## [Aim of the exercise]
Give every line of the data again, unchanged, but with no pictures.

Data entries

•••

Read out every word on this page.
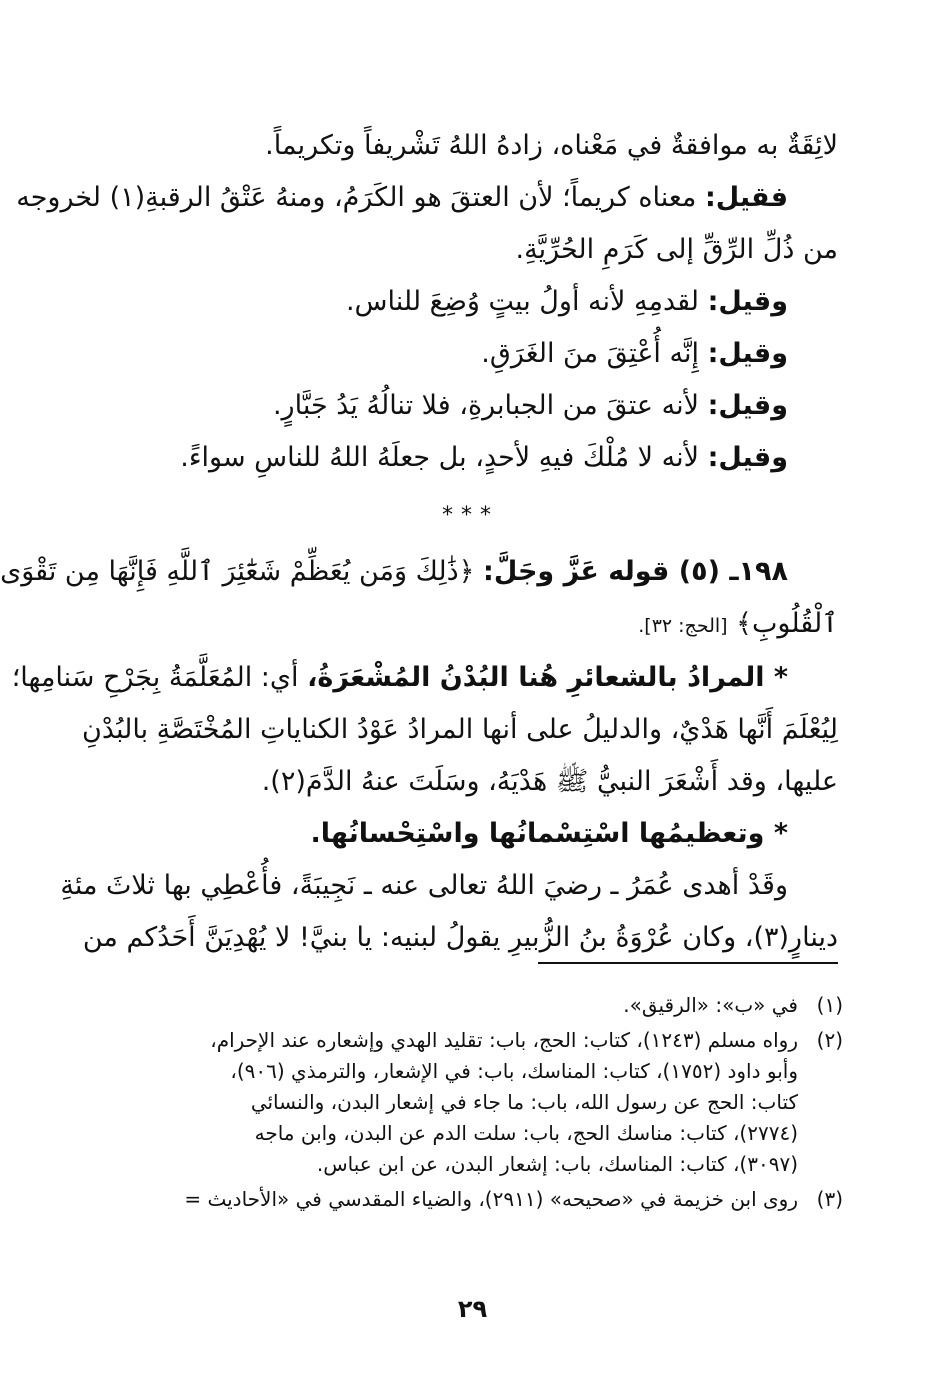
لائِقَةٌ به موافقةٌ في مَعْناه، زادهُ اللهُ تَشْريفاً وتكريماً.
فقيل: معناه كريماً؛ لأن العتقَ هو الكَرَمُ، ومنهُ عَتْقُ الرقبةِ(١) لخروجه
من ذُلِّ الرِّقِّ إلى كَرَمِ الحُرِّيَّةِ.
وقيل: لقدمِهِ لأنه أولُ بيتٍ وُضِعَ للناس.
وقيل: إِنَّه أُعْتِقَ منَ الغَرَقِ.
وقيل: لأنه عتقَ من الجبابرةِ، فلا تنالُهُ يَدُ جَبَّارٍ.
وقيل: لأنه لا مُلْكَ فيهِ لأحدٍ، بل جعلَهُ اللهُ للناسِ سواءً.
***
١٩٨ـ (٥) قوله عَزَّ وجَلَّ: ﴿ذَٰلِكَ وَمَن يُعَظِّمْ شَعَٰٓئِرَ ٱللَّهِ فَإِنَّهَا مِن تَقْوَى
ٱلْقُلُوبِ﴾ [الحج: ٣٢].
* المرادُ بالشعائرِ هُنا البُدْنُ المُشْعَرَةُ، أي: المُعَلَّمَةُ بِجَرْحِ سَنامِها؛
لِيُعْلَمَ أَنَّها هَدْيٌ، والدليلُ على أنها المرادُ عَوْدُ الكناياتِ المُخْتَصَّةِ بالبُدْنِ
عليها، وقد أَشْعَرَ النبيُّ ﷺ هَدْيَهُ، وسَلَتَ عنهُ الدَّمَ(٢).
* وتعظيمُها اسْتِسْمانُها واسْتِحْسانُها.
وقَدْ أهدى عُمَرُ ـ رضيَ اللهُ تعالى عنه ـ نَجِيبَةً، فأُعْطِي بها ثلاثَ مئةِ
دينارٍ(٣)، وكان عُرْوَةُ بنُ الزُّبيرِ يقولُ لبنيه: يا بنيَّ! لا يُهْدِيَنَّ أَحَدُكم من
(١)
في «ب»: «الرقيق».
(٢)
رواه مسلم (١٢٤٣)، كتاب: الحج، باب: تقليد الهدي وإشعاره عند الإحرام،
وأبو داود (١٧٥٢)، كتاب: المناسك، باب: في الإشعار، والترمذي (٩٠٦)،
كتاب: الحج عن رسول الله، باب: ما جاء في إشعار البدن، والنسائي
(٢٧٧٤)، كتاب: مناسك الحج، باب: سلت الدم عن البدن، وابن ماجه
(٣٠٩٧)، كتاب: المناسك، باب: إشعار البدن، عن ابن عباس.
(٣)
روى ابن خزيمة في «صحيحه» (٢٩١١)، والضياء المقدسي في «الأحاديث =
٢٩
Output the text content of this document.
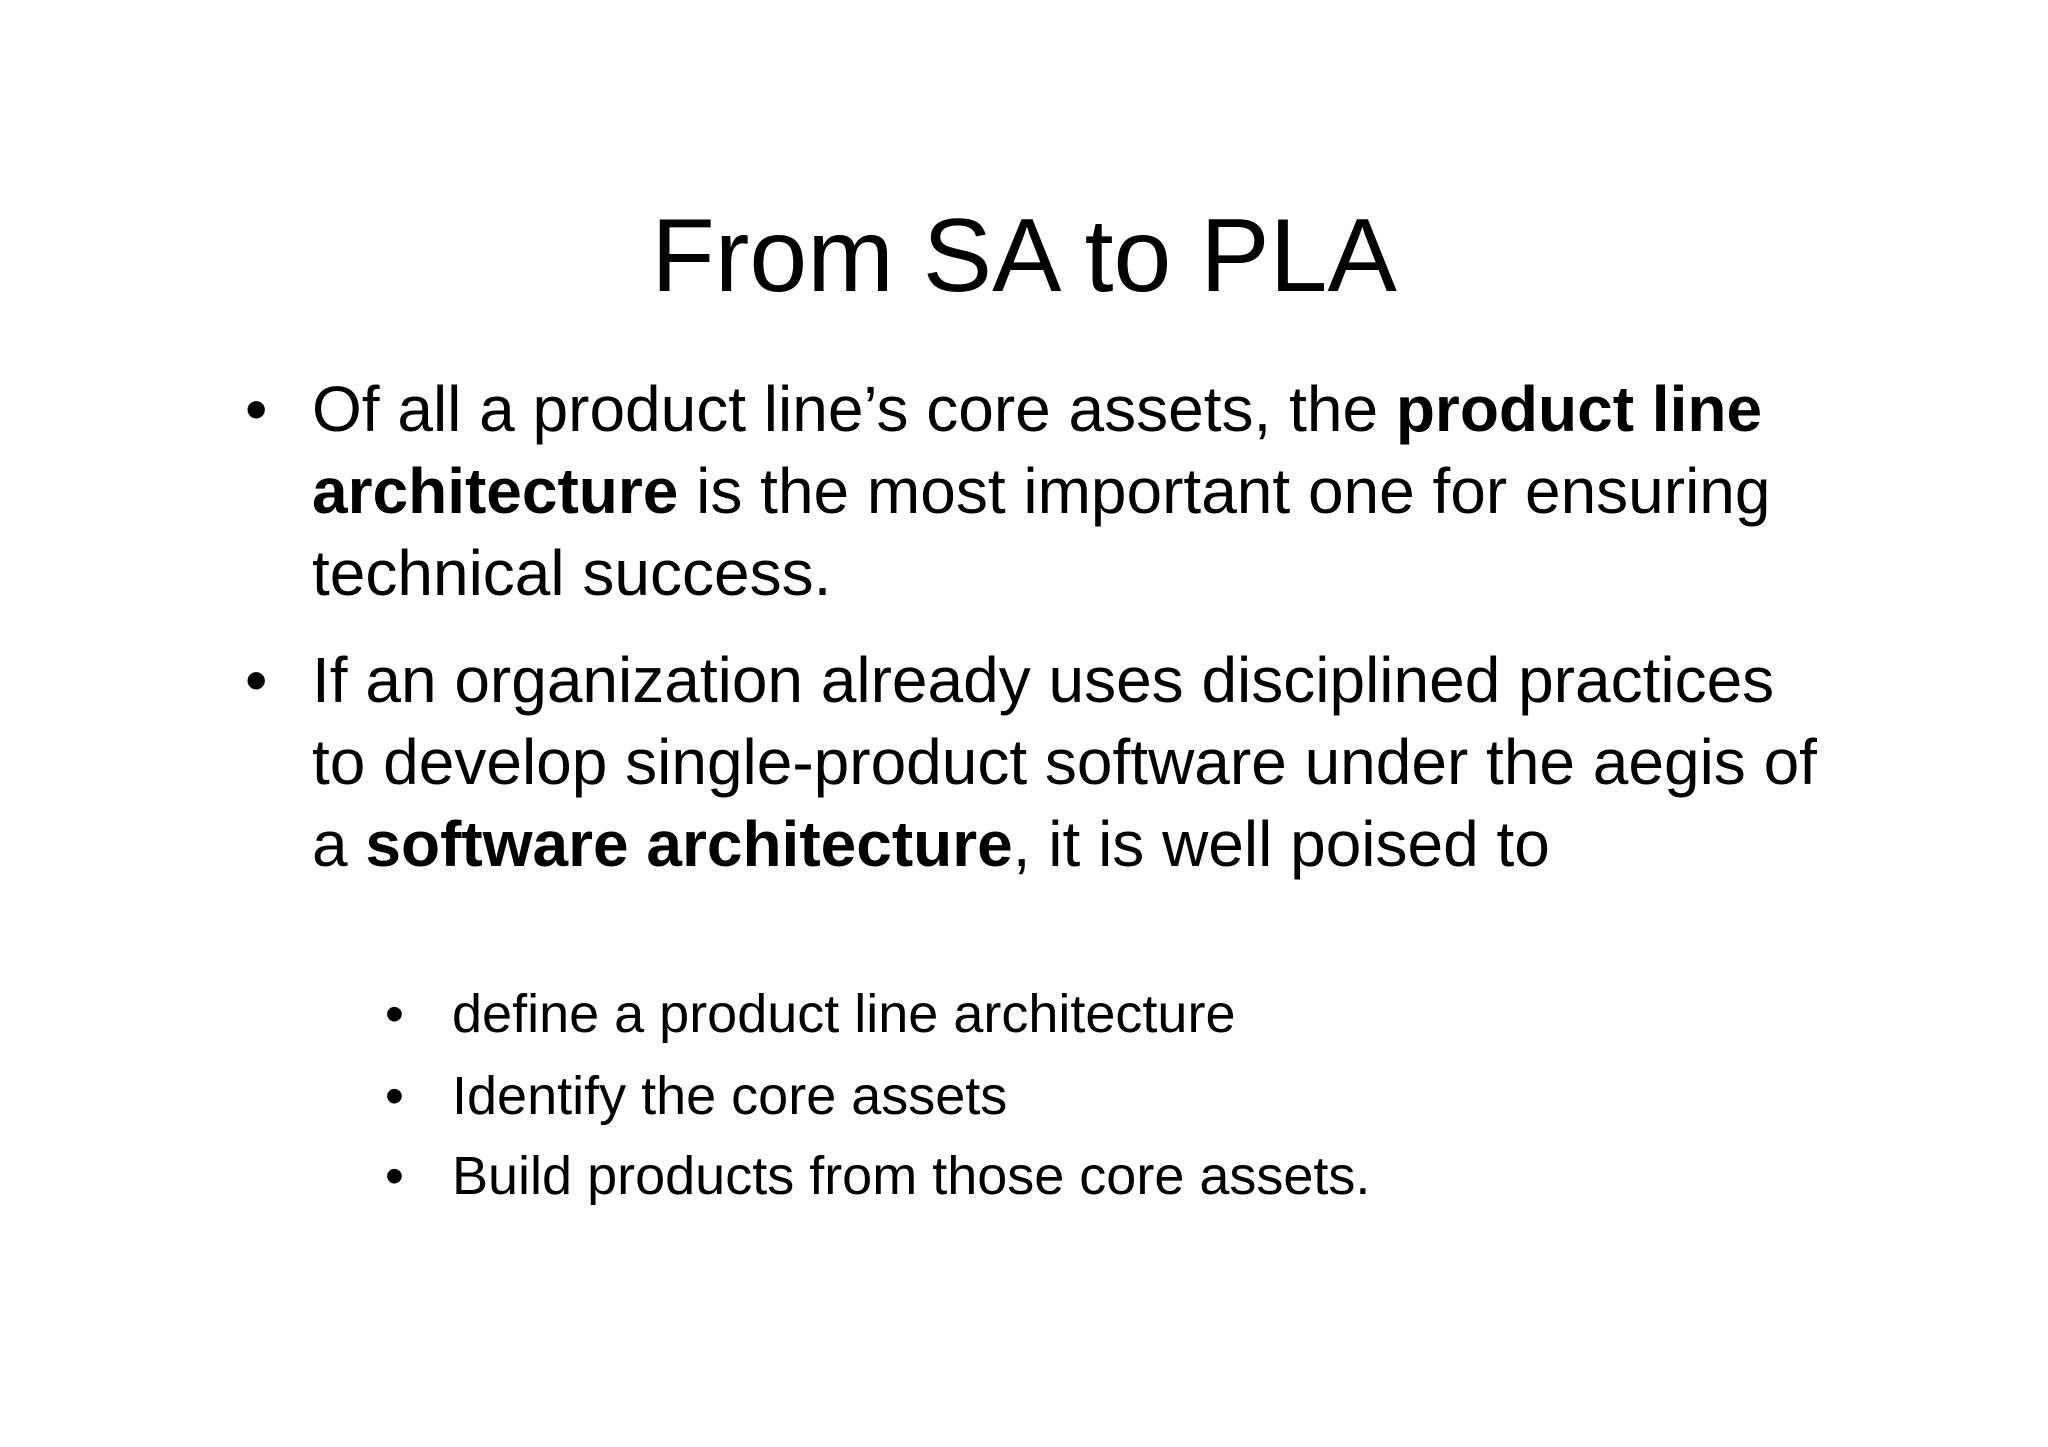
From SA to PLA
• Of all a product line’s core assets, the product line architecture is the most important one for ensuring technical success.

• If an organization already uses disciplined practices to develop single-product software under the aegis of a software architecture, it is well poised to

• define a product line architecture

• Identify the core assets

• Build products from those core assets.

•••

## [Written solution]
Read out every word on this page.
لائِقَةٌ به موافقةٌ في مَعْناه، زادهُ اللهُ تَشْريفاً وتكريماً.
فقيل: معناه كريماً؛ لأن العتقَ هو الكَرَمُ، ومنهُ عَتْقُ الرقبةِ(١) لخروجه
من ذُلِّ الرِّقِّ إلى كَرَمِ الحُرِّيَّةِ.
وقيل: لقدمِهِ لأنه أولُ بيتٍ وُضِعَ للناس.
وقيل: إِنَّه أُعْتِقَ منَ الغَرَقِ.
وقيل: لأنه عتقَ من الجبابرةِ، فلا تنالُهُ يَدُ جَبَّارٍ.
وقيل: لأنه لا مُلْكَ فيهِ لأحدٍ، بل جعلَهُ اللهُ للناسِ سواءً.
***
١٩٨ـ (٥) قوله عَزَّ وجَلَّ: ﴿ذَٰلِكَ وَمَن يُعَظِّمْ شَعَٰٓئِرَ ٱللَّهِ فَإِنَّهَا مِن تَقْوَى
ٱلْقُلُوبِ﴾ [الحج: ٣٢].
* المرادُ بالشعائرِ هُنا البُدْنُ المُشْعَرَةُ، أي: المُعَلَّمَةُ بِجَرْحِ سَنامِها؛
لِيُعْلَمَ أَنَّها هَدْيٌ، والدليلُ على أنها المرادُ عَوْدُ الكناياتِ المُخْتَصَّةِ بالبُدْنِ
عليها، وقد أَشْعَرَ النبيُّ ﷺ هَدْيَهُ، وسَلَتَ عنهُ الدَّمَ(٢).
* وتعظيمُها اسْتِسْمانُها واسْتِحْسانُها.
وقَدْ أهدى عُمَرُ ـ رضيَ اللهُ تعالى عنه ـ نَجِيبَةً، فأُعْطِي بها ثلاثَ مئةِ
دينارٍ(٣)، وكان عُرْوَةُ بنُ الزُّبيرِ يقولُ لبنيه: يا بنيَّ! لا يُهْدِيَنَّ أَحَدُكم من
(١)
في «ب»: «الرقيق».
(٢)
رواه مسلم (١٢٤٣)، كتاب: الحج، باب: تقليد الهدي وإشعاره عند الإحرام،
وأبو داود (١٧٥٢)، كتاب: المناسك، باب: في الإشعار، والترمذي (٩٠٦)،
كتاب: الحج عن رسول الله، باب: ما جاء في إشعار البدن، والنسائي
(٢٧٧٤)، كتاب: مناسك الحج، باب: سلت الدم عن البدن، وابن ماجه
(٣٠٩٧)، كتاب: المناسك، باب: إشعار البدن، عن ابن عباس.
(٣)
روى ابن خزيمة في «صحيحه» (٢٩١١)، والضياء المقدسي في «الأحاديث =
٢٩
Output the text content of this document.
From SA to PLA
• Of all a product line’s core assets, the product line architecture is the most important one for ensuring technical success.

• If an organization already uses disciplined practices to develop single-product software under the aegis of a software architecture, it is well poised to

• define a product line architecture

• Identify the core assets

• Build products from those core assets.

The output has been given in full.